---------- EXERCISE MATERIAL ----------

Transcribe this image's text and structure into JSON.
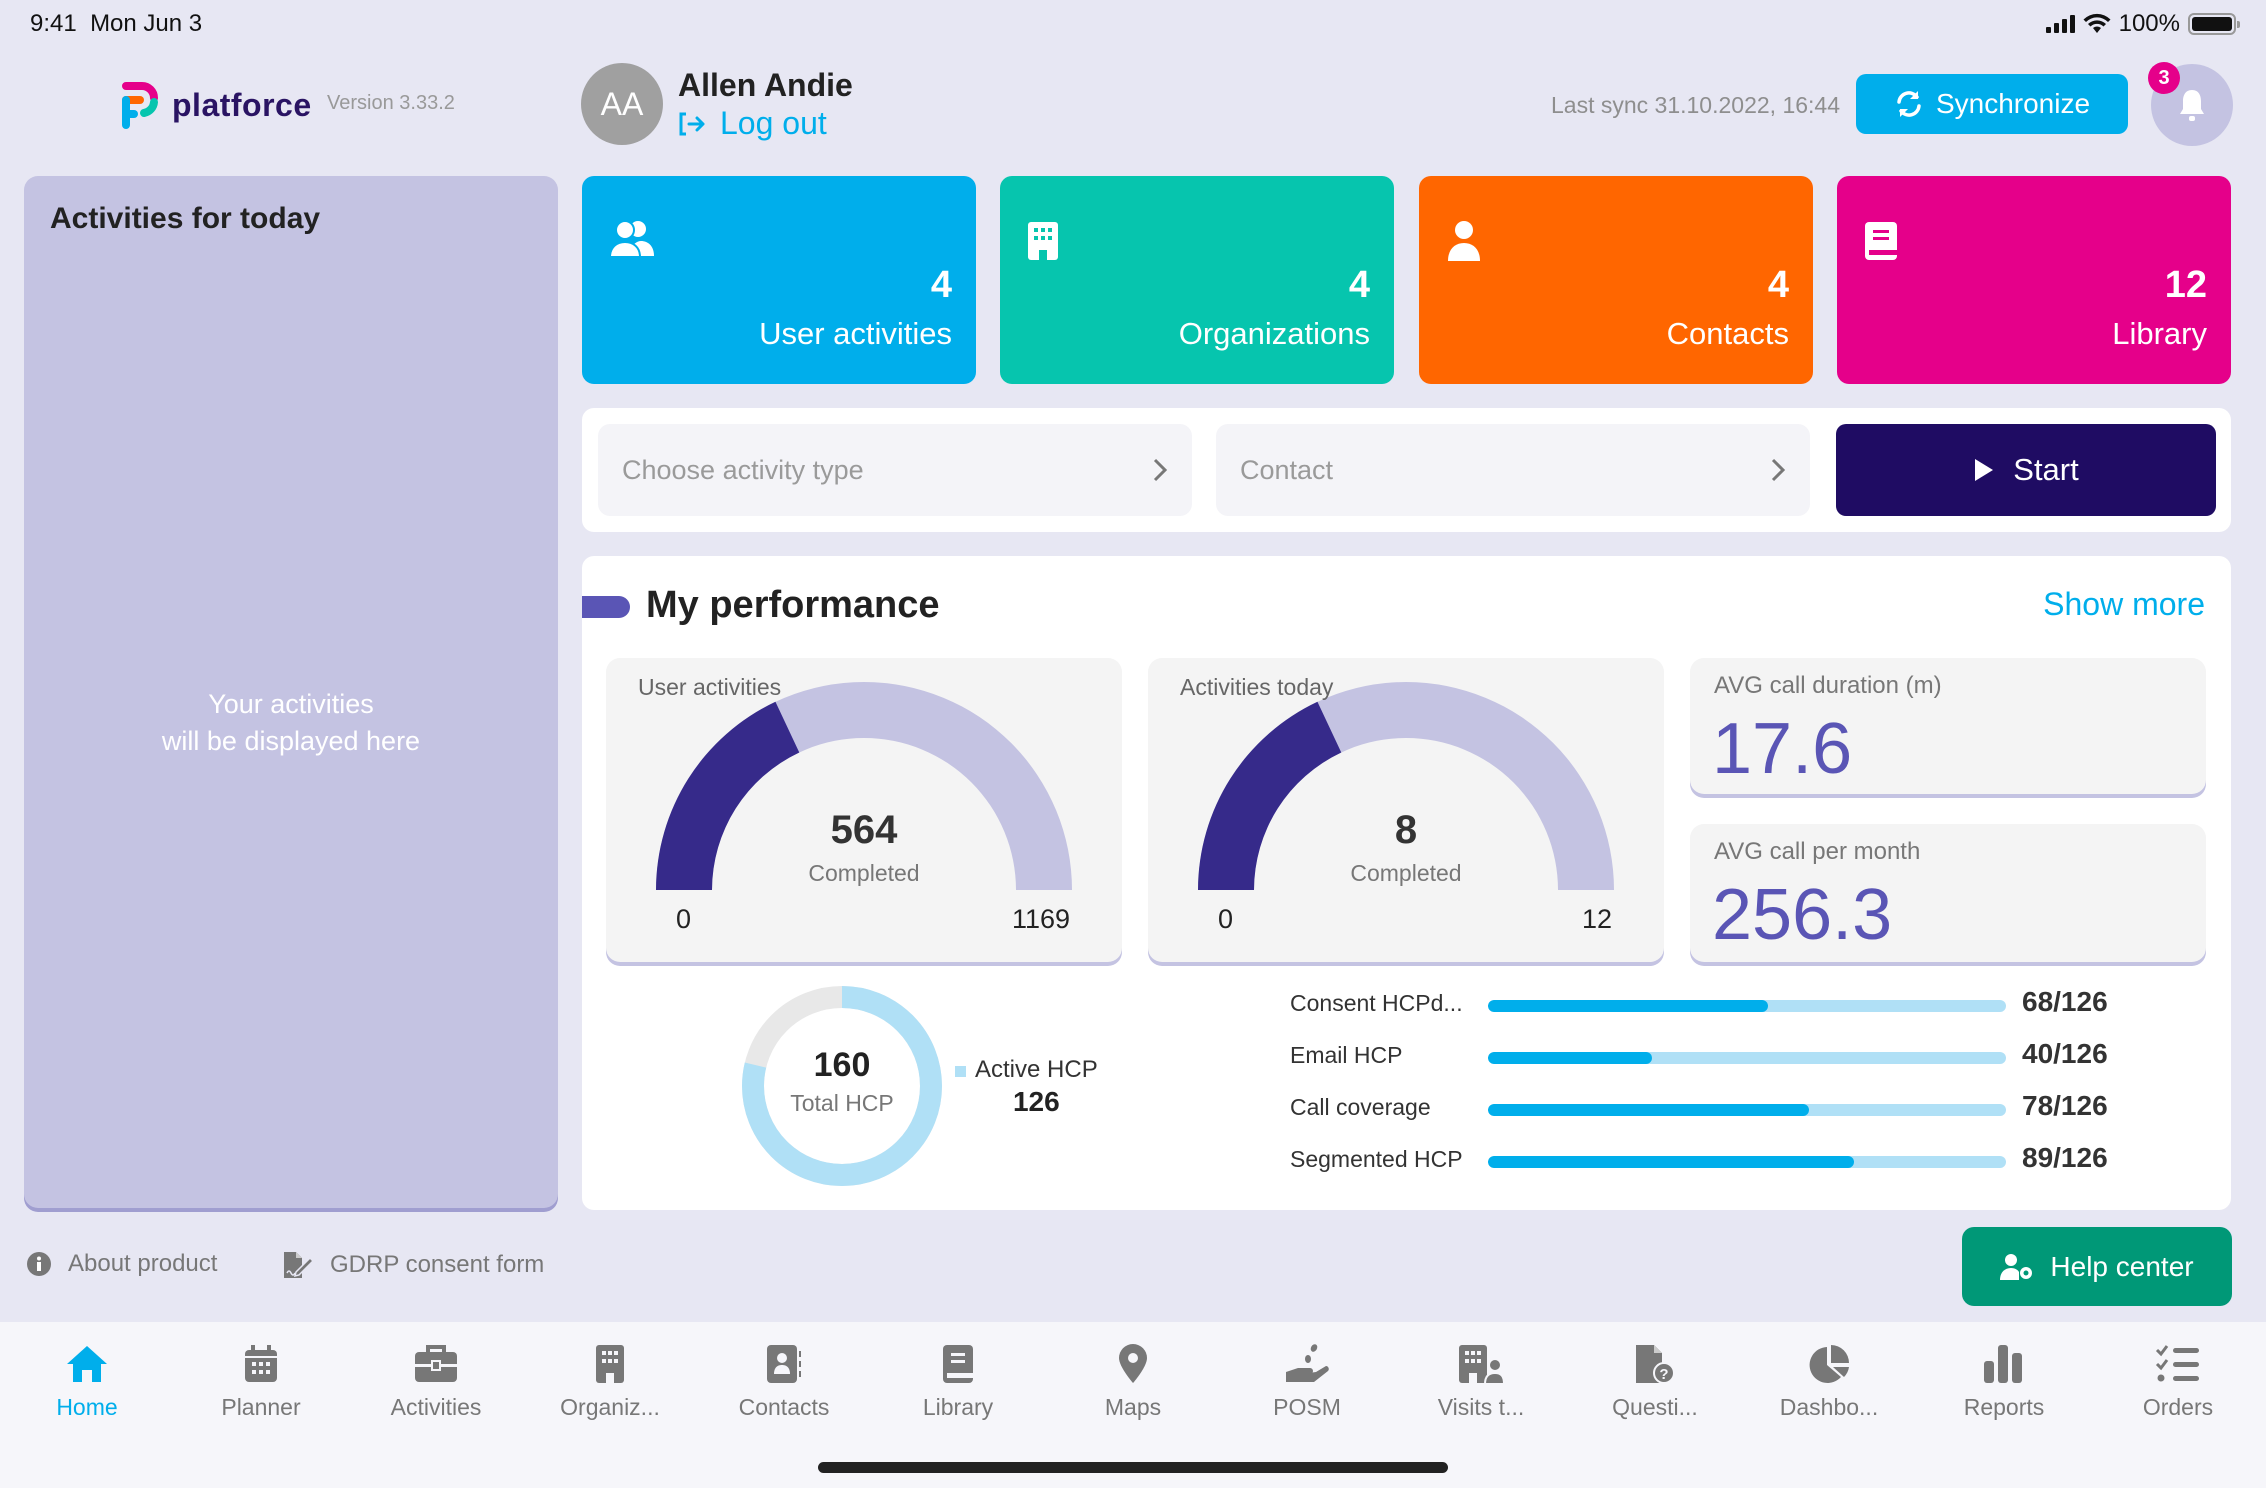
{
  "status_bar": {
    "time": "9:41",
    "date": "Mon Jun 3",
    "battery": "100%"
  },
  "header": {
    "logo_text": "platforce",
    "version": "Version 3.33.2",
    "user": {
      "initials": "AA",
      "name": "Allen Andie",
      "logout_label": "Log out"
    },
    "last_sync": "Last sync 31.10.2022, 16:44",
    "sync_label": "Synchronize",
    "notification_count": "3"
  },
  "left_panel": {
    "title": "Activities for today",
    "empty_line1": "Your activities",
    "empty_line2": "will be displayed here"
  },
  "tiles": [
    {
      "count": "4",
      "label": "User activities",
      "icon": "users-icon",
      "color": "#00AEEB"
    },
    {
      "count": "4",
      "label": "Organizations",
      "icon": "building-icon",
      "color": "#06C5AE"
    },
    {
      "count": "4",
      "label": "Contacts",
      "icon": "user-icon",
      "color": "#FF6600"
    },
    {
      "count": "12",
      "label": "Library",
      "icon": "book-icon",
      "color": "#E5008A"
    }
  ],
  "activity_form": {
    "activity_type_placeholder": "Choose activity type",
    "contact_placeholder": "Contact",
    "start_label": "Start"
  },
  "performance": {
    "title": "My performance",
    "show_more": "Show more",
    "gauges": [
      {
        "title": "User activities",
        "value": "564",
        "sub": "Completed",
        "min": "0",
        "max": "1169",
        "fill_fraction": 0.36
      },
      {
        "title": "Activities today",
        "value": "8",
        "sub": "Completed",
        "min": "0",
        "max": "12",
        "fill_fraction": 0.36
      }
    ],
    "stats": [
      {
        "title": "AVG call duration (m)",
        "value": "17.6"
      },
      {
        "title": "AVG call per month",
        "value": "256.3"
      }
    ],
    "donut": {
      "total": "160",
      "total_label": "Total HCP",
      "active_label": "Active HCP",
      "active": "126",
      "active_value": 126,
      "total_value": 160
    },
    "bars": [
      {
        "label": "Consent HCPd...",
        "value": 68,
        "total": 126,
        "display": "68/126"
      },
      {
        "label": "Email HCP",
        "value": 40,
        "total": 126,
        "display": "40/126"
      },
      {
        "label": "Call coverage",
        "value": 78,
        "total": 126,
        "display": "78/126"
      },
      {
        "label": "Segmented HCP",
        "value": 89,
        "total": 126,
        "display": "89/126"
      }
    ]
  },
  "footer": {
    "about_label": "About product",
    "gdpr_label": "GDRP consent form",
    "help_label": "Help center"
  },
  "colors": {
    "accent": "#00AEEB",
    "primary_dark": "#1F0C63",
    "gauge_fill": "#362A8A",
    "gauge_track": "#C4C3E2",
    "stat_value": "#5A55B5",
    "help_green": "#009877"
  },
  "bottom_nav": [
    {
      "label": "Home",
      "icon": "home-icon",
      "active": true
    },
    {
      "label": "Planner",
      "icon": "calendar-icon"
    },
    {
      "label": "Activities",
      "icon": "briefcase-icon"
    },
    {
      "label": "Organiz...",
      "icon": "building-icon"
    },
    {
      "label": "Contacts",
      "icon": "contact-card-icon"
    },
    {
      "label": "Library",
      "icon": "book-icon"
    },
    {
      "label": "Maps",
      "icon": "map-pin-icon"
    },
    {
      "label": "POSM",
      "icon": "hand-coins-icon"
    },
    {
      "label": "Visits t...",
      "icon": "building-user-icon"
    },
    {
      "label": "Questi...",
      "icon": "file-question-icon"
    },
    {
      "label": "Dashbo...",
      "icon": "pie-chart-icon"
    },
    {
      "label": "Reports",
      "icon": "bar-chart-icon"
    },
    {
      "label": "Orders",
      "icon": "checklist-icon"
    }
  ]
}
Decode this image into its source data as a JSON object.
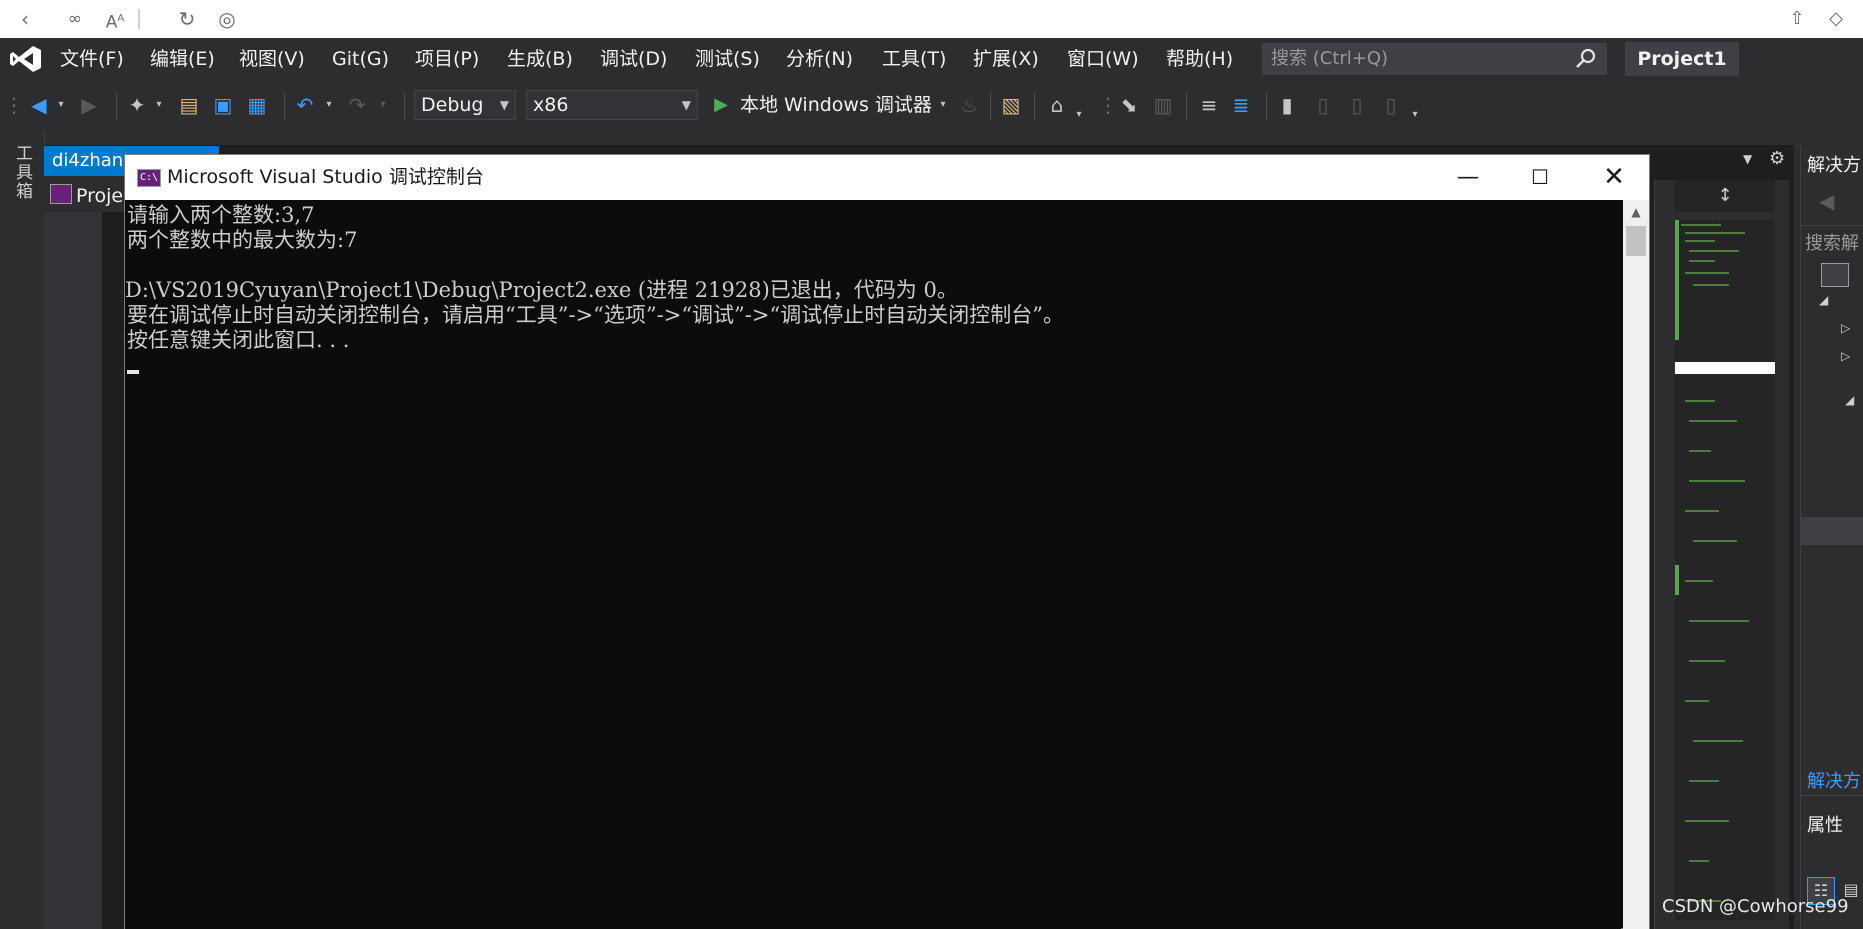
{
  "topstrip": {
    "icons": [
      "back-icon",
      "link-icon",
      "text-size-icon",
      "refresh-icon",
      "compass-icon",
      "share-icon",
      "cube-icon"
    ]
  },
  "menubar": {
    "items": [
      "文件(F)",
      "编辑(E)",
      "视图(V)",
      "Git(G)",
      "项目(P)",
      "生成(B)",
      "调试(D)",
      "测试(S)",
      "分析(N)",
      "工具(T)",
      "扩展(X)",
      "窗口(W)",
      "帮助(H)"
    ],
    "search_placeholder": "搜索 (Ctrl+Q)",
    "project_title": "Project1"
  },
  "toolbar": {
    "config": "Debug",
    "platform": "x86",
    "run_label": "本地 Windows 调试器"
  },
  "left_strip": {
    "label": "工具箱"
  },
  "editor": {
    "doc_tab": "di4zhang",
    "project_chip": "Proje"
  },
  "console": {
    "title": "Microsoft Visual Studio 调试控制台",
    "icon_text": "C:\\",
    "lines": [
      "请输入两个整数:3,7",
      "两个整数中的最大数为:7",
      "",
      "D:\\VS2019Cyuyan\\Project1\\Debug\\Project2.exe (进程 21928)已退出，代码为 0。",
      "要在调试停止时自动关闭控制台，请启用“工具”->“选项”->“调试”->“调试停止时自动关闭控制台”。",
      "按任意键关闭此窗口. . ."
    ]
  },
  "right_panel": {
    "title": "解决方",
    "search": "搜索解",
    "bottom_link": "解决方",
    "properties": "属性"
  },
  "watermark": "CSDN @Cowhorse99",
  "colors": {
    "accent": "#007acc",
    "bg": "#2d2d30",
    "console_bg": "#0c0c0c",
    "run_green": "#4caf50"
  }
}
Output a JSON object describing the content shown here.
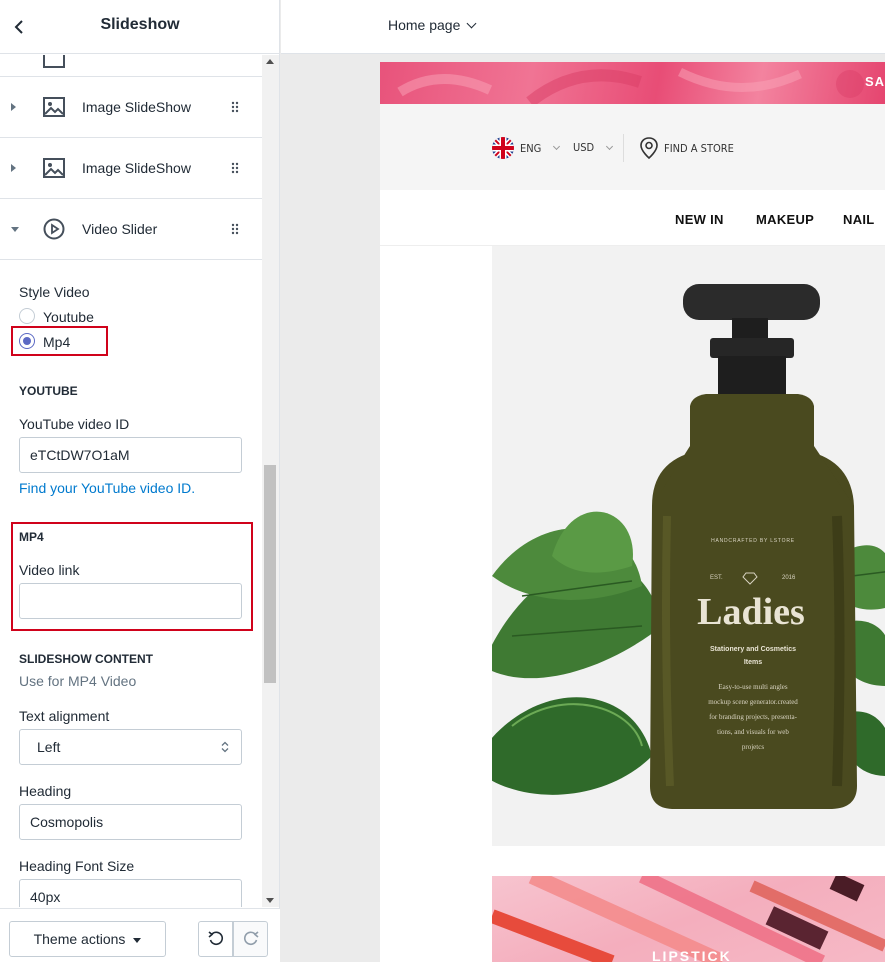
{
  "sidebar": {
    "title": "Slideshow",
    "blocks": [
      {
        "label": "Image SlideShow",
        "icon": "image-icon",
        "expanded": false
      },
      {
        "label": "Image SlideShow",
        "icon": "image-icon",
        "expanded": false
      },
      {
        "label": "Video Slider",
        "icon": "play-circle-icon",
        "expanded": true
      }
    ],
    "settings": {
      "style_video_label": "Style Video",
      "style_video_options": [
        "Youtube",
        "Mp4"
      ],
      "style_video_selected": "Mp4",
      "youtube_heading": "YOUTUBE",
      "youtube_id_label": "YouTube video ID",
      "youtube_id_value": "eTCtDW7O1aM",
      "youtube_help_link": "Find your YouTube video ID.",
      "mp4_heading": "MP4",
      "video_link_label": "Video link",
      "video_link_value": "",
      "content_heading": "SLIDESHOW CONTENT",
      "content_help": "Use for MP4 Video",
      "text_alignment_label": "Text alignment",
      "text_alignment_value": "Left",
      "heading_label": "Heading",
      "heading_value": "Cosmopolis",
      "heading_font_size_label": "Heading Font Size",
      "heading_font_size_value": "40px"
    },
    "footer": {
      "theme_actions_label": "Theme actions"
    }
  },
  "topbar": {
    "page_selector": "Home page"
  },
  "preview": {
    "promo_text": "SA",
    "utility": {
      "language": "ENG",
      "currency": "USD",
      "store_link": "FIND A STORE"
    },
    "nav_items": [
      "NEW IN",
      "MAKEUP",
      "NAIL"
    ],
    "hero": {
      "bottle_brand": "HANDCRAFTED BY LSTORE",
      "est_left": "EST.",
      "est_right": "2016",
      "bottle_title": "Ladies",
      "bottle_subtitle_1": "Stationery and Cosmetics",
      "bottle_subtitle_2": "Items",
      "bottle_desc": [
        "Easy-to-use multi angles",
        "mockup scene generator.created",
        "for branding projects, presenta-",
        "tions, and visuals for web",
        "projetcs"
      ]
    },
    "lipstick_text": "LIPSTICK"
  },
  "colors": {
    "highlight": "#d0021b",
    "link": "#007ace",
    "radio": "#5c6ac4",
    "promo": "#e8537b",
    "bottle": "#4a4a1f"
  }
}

----------

▸ WRITTEN TASK: Gather, from the listing above, every line carrying the word "chart".

▸ THE SOLUTION:
      "icon": "pie-chart-icon"
      "icon": "bar-chart-icon"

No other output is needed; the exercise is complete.